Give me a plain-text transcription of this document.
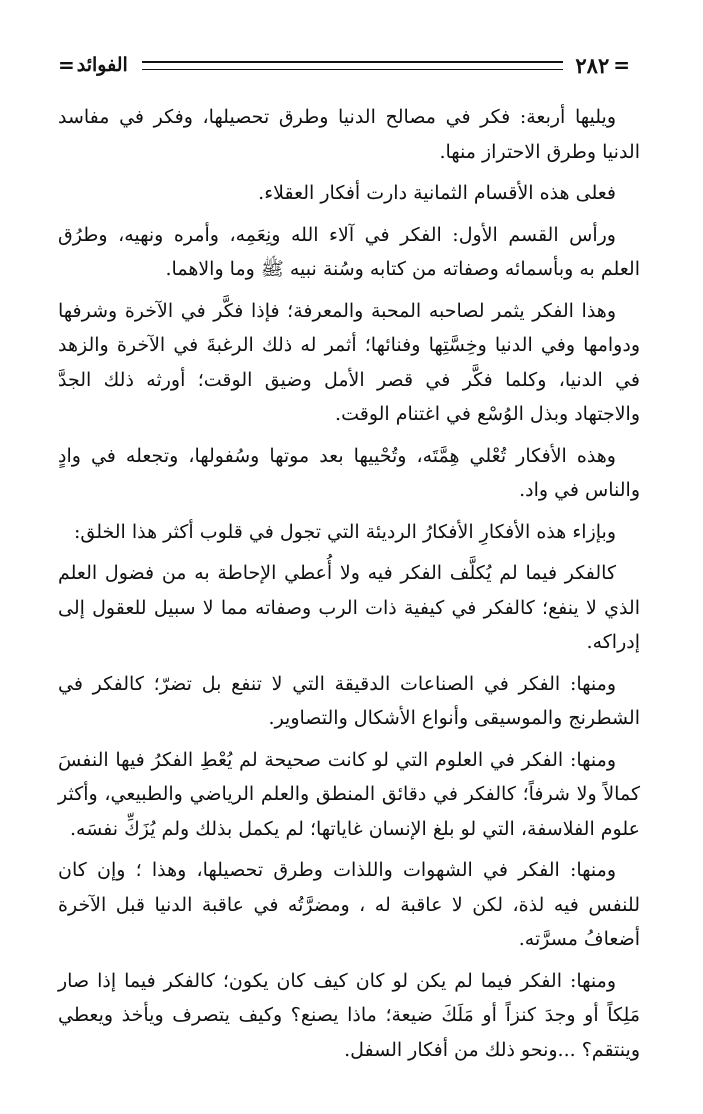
= الفوائد	٢٨٢ =

ويليها أربعة: فكر في مصالح الدنيا وطرق تحصيلها، وفكر في مفاسد الدنيا وطرق الاحتراز منها.

فعلى هذه الأقسام الثمانية دارت أفكار العقلاء.

ورأس القسم الأول: الفكر في آلاء الله ونِعَمِه، وأمره ونهيه، وطرُق العلم به وبأسمائه وصفاته من كتابه وسُنة نبيه ﷺ وما والاهما.

وهذا الفكر يثمر لصاحبه المحبة والمعرفة؛ فإذا فكَّر في الآخرة وشرفها ودوامها وفي الدنيا وخِسَّتِها وفنائها؛ أثمر له ذلك الرغبةَ في الآخرة والزهد في الدنيا، وكلما فكَّر في قصر الأمل وضيق الوقت؛ أورثه ذلك الجدَّ والاجتهاد وبذل الوُسْع في اغتنام الوقت.

وهذه الأفكار تُعْلي هِمَّتَه، وتُحْييها بعد موتها وسُفولها، وتجعله في وادٍ والناس في واد.

وبإزاء هذه الأفكارِ الأفكارُ الرديئة التي تجول في قلوب أكثر هذا الخلق:

كالفكر فيما لم يُكلَّف الفكر فيه ولا أُعطي الإحاطة به من فضول العلم الذي لا ينفع؛ كالفكر في كيفية ذات الرب وصفاته مما لا سبيل للعقول إلى إدراكه.

ومنها: الفكر في الصناعات الدقيقة التي لا تنفع بل تضرّ؛ كالفكر في الشطرنج والموسيقى وأنواع الأشكال والتصاوير.

ومنها: الفكر في العلوم التي لو كانت صحيحة لم يُعْطِ الفكرُ فيها النفسَ كمالاً ولا شرفاً؛ كالفكر في دقائق المنطق والعلم الرياضي والطبيعي، وأكثر علوم الفلاسفة، التي لو بلغ الإنسان غاياتها؛ لم يكمل بذلك ولم يُزَكِّ نفسَه.

ومنها: الفكر في الشهوات واللذات وطرق تحصيلها، وهذا ؛ وإن كان للنفس فيه لذة، لكن لا عاقبة له ، ومضرَّتُه في عاقبة الدنيا قبل الآخرة أضعافُ مسرَّته.

ومنها: الفكر فيما لم يكن لو كان كيف كان يكون؛ كالفكر فيما إذا صار مَلِكاً أو وجدَ كنزاً أو مَلَكَ ضيعة؛ ماذا يصنع؟ وكيف يتصرف ويأخذ ويعطي وينتقم؟ ...ونحو ذلك من أفكار السفل.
* * *
### Work to be completed
Return every line containing "وصفاته".

### Solved problem
ورأس القسم الأول: الفكر في آلاء الله ونِعَمِه، وأمره ونهيه، وطرُق العلم به وبأسمائه وصفاته من كتابه وسُنة نبيه ﷺ وما والاهما.
كالفكر فيما لم يُكلَّف الفكر فيه ولا أُعطي الإحاطة به من فضول العلم الذي لا ينفع؛ كالفكر في كيفية ذات الرب وصفاته مما لا سبيل للعقول إلى إدراكه.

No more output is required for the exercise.